SET EXERCISE — Leave the pictures out. Return all other data exactly.
▼▼▼
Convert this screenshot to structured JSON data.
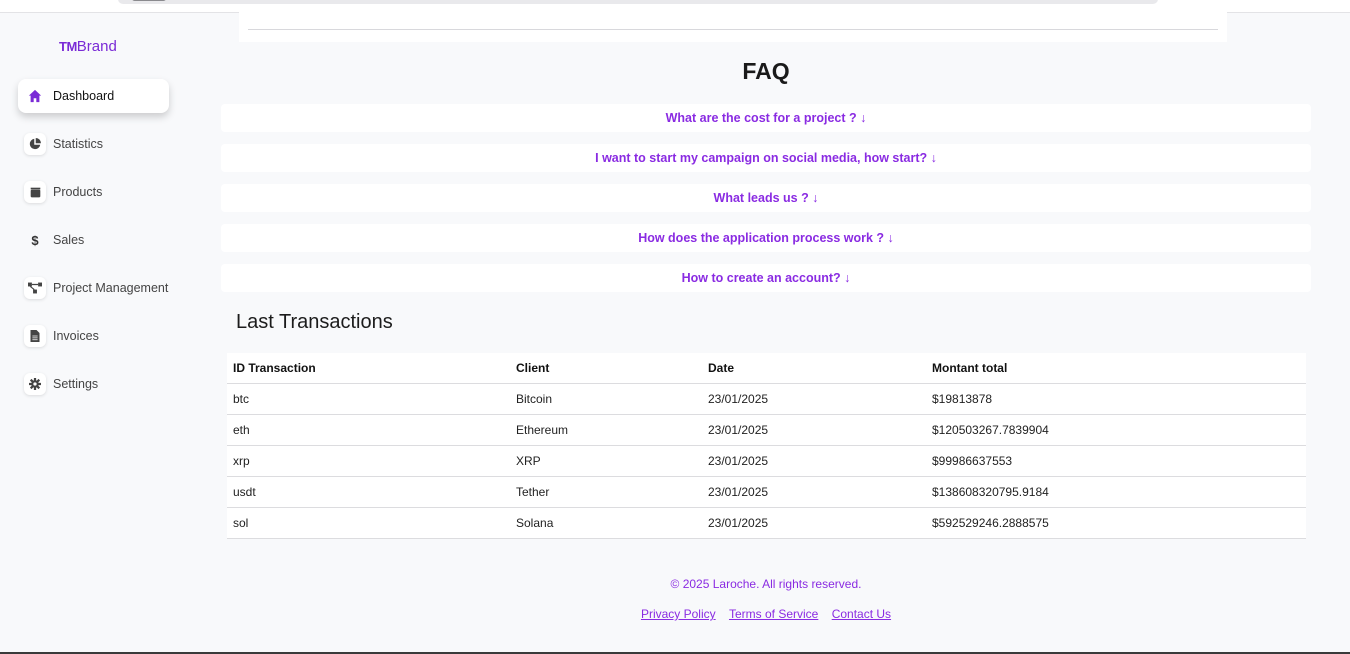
{
  "brand": {
    "prefix": "TM",
    "name": "Brand"
  },
  "sidebar": {
    "items": [
      {
        "label": "Dashboard",
        "icon": "home-icon"
      },
      {
        "label": "Statistics",
        "icon": "pie-chart-icon"
      },
      {
        "label": "Products",
        "icon": "box-icon"
      },
      {
        "label": "Sales",
        "icon": "dollar-icon"
      },
      {
        "label": "Project Management",
        "icon": "project-diagram-icon"
      },
      {
        "label": "Invoices",
        "icon": "invoice-icon"
      },
      {
        "label": "Settings",
        "icon": "gear-icon"
      }
    ]
  },
  "faq": {
    "title": "FAQ",
    "items": [
      "What are the cost for a project ? ↓",
      "I want to start my campaign on social media, how start? ↓",
      "What leads us ? ↓",
      "How does the application process work ? ↓",
      "How to create an account? ↓"
    ]
  },
  "transactions": {
    "title": "Last Transactions",
    "columns": [
      "ID Transaction",
      "Client",
      "Date",
      "Montant total"
    ],
    "rows": [
      [
        "btc",
        "Bitcoin",
        "23/01/2025",
        "$19813878"
      ],
      [
        "eth",
        "Ethereum",
        "23/01/2025",
        "$120503267.7839904"
      ],
      [
        "xrp",
        "XRP",
        "23/01/2025",
        "$99986637553"
      ],
      [
        "usdt",
        "Tether",
        "23/01/2025",
        "$138608320795.9184"
      ],
      [
        "sol",
        "Solana",
        "23/01/2025",
        "$592529246.2888575"
      ]
    ]
  },
  "footer": {
    "copyright": "© 2025 Laroche. All rights reserved.",
    "links": [
      "Privacy Policy",
      "Terms of Service",
      "Contact Us"
    ]
  },
  "colors": {
    "accent": "#8a2be2",
    "background": "#f8f9fb"
  }
}
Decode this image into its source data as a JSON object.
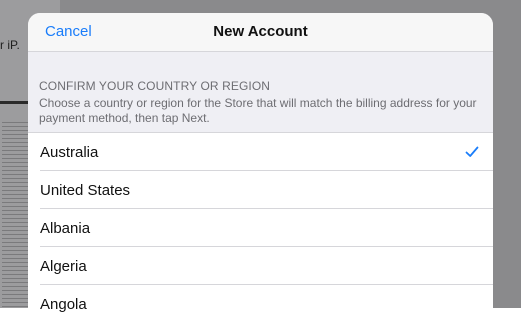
{
  "background": {
    "partial_text": "r iP."
  },
  "navbar": {
    "cancel_label": "Cancel",
    "title": "New Account"
  },
  "section": {
    "heading": "CONFIRM YOUR COUNTRY OR REGION",
    "description": "Choose a country or region for the Store that will match the billing address for your payment method, then tap Next."
  },
  "countries": [
    {
      "label": "Australia",
      "selected": true
    },
    {
      "label": "United States",
      "selected": false
    },
    {
      "label": "Albania",
      "selected": false
    },
    {
      "label": "Algeria",
      "selected": false
    },
    {
      "label": "Angola",
      "selected": false
    }
  ],
  "colors": {
    "accent": "#1a7dfa",
    "sheet_background": "#efeff4",
    "backdrop": "#8a8a8c"
  },
  "icons": {
    "selected_marker": "checkmark-icon"
  }
}
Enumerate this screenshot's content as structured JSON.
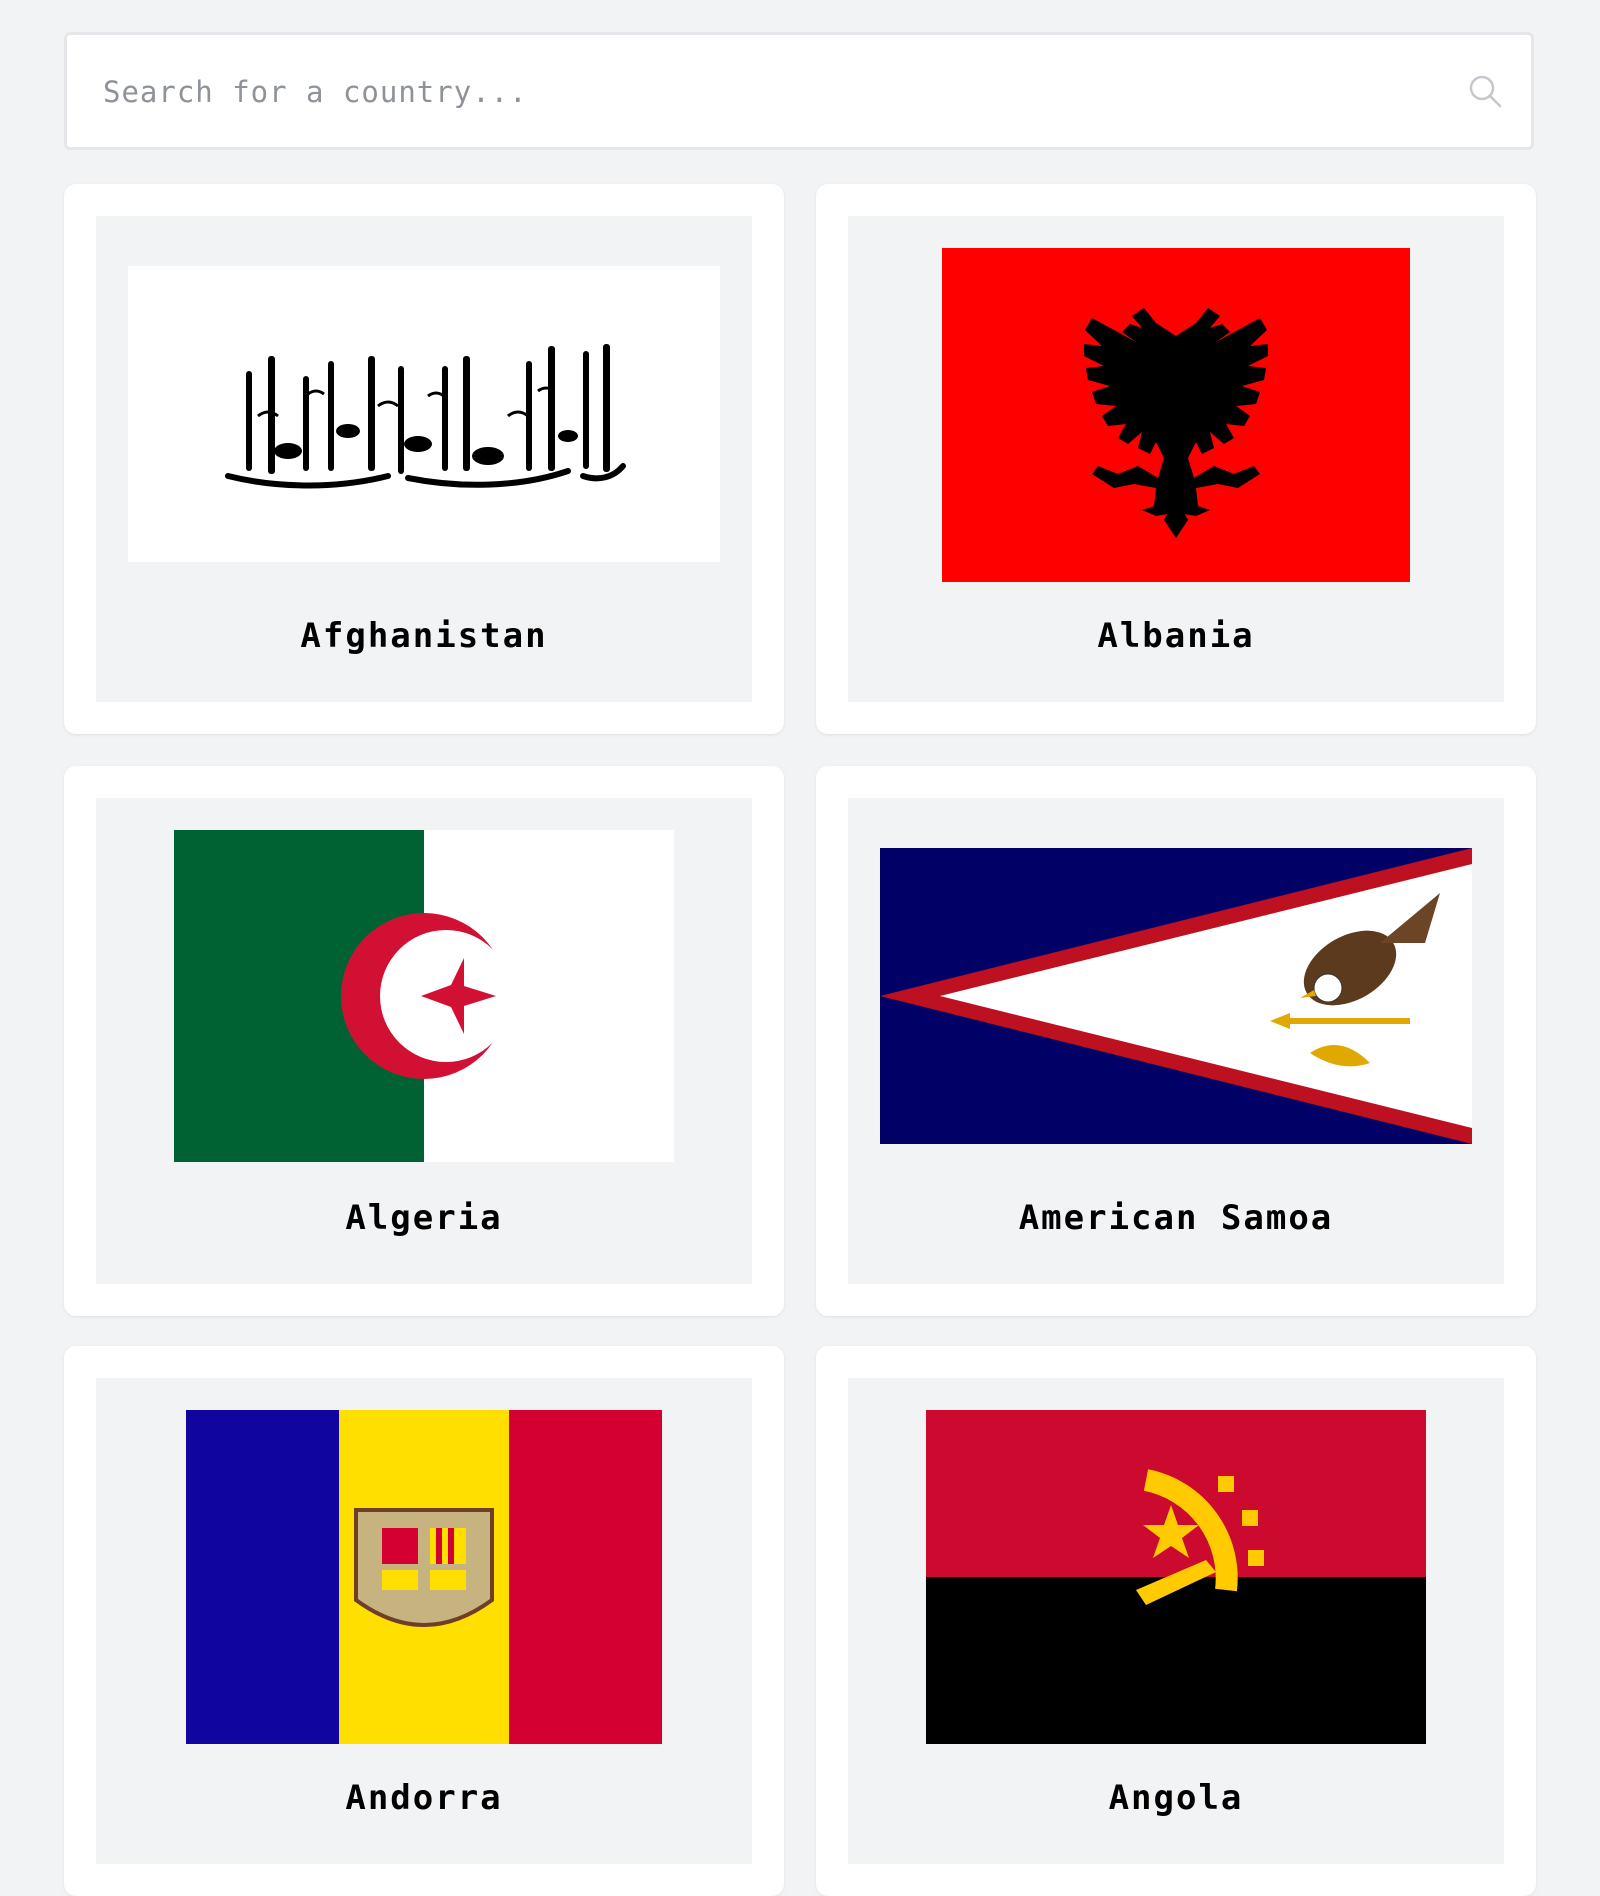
{
  "search": {
    "placeholder": "Search for a country...",
    "icon": "search-icon"
  },
  "countries": [
    {
      "name": "Afghanistan",
      "flag_colors": [
        "#ffffff",
        "#000000"
      ]
    },
    {
      "name": "Albania",
      "flag_colors": [
        "#ff0000",
        "#000000"
      ]
    },
    {
      "name": "Algeria",
      "flag_colors": [
        "#006233",
        "#ffffff",
        "#d21034"
      ]
    },
    {
      "name": "American Samoa",
      "flag_colors": [
        "#000066",
        "#ffffff",
        "#bd1021"
      ]
    },
    {
      "name": "Andorra",
      "flag_colors": [
        "#10069f",
        "#fedf00",
        "#d50032"
      ]
    },
    {
      "name": "Angola",
      "flag_colors": [
        "#cc092f",
        "#000000",
        "#ffcb00"
      ]
    }
  ]
}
▲▲▲
RESULT FOR THIS TASK —
Convert this screenshot to structured JSON data.
{
  "brand": {
    "prefix": "TM",
    "name": "Brand"
  },
  "sidebar": {
    "items": [
      {
        "label": "Dashboard",
        "icon": "home-icon"
      },
      {
        "label": "Statistics",
        "icon": "pie-chart-icon"
      },
      {
        "label": "Products",
        "icon": "box-icon"
      },
      {
        "label": "Sales",
        "icon": "dollar-icon"
      },
      {
        "label": "Project Management",
        "icon": "project-diagram-icon"
      },
      {
        "label": "Invoices",
        "icon": "invoice-icon"
      },
      {
        "label": "Settings",
        "icon": "gear-icon"
      }
    ]
  },
  "faq": {
    "title": "FAQ",
    "items": [
      "What are the cost for a project ? ↓",
      "I want to start my campaign on social media, how start? ↓",
      "What leads us ? ↓",
      "How does the application process work ? ↓",
      "How to create an account? ↓"
    ]
  },
  "transactions": {
    "title": "Last Transactions",
    "columns": [
      "ID Transaction",
      "Client",
      "Date",
      "Montant total"
    ],
    "rows": [
      [
        "btc",
        "Bitcoin",
        "23/01/2025",
        "$19813878"
      ],
      [
        "eth",
        "Ethereum",
        "23/01/2025",
        "$120503267.7839904"
      ],
      [
        "xrp",
        "XRP",
        "23/01/2025",
        "$99986637553"
      ],
      [
        "usdt",
        "Tether",
        "23/01/2025",
        "$138608320795.9184"
      ],
      [
        "sol",
        "Solana",
        "23/01/2025",
        "$592529246.2888575"
      ]
    ]
  },
  "footer": {
    "copyright": "© 2025 Laroche. All rights reserved.",
    "links": [
      "Privacy Policy",
      "Terms of Service",
      "Contact Us"
    ]
  },
  "colors": {
    "accent": "#8a2be2",
    "background": "#f8f9fb"
  }
}
Decode this image into its source data as a JSON object.
{
  "background": {
    "partial_text": "r iP."
  },
  "navbar": {
    "cancel_label": "Cancel",
    "title": "New Account"
  },
  "section": {
    "heading": "CONFIRM YOUR COUNTRY OR REGION",
    "description": "Choose a country or region for the Store that will match the billing address for your payment method, then tap Next."
  },
  "countries": [
    {
      "label": "Australia",
      "selected": true
    },
    {
      "label": "United States",
      "selected": false
    },
    {
      "label": "Albania",
      "selected": false
    },
    {
      "label": "Algeria",
      "selected": false
    },
    {
      "label": "Angola",
      "selected": false
    }
  ],
  "colors": {
    "accent": "#1a7dfa",
    "sheet_background": "#efeff4",
    "backdrop": "#8a8a8c"
  },
  "icons": {
    "selected_marker": "checkmark-icon"
  }
}
Enumerate this screenshot's content as structured JSON.
{
  "search": {
    "placeholder": "Search for a country...",
    "icon": "search-icon"
  },
  "countries": [
    {
      "name": "Afghanistan",
      "flag_colors": [
        "#ffffff",
        "#000000"
      ]
    },
    {
      "name": "Albania",
      "flag_colors": [
        "#ff0000",
        "#000000"
      ]
    },
    {
      "name": "Algeria",
      "flag_colors": [
        "#006233",
        "#ffffff",
        "#d21034"
      ]
    },
    {
      "name": "American Samoa",
      "flag_colors": [
        "#000066",
        "#ffffff",
        "#bd1021"
      ]
    },
    {
      "name": "Andorra",
      "flag_colors": [
        "#10069f",
        "#fedf00",
        "#d50032"
      ]
    },
    {
      "name": "Angola",
      "flag_colors": [
        "#cc092f",
        "#000000",
        "#ffcb00"
      ]
    }
  ]
}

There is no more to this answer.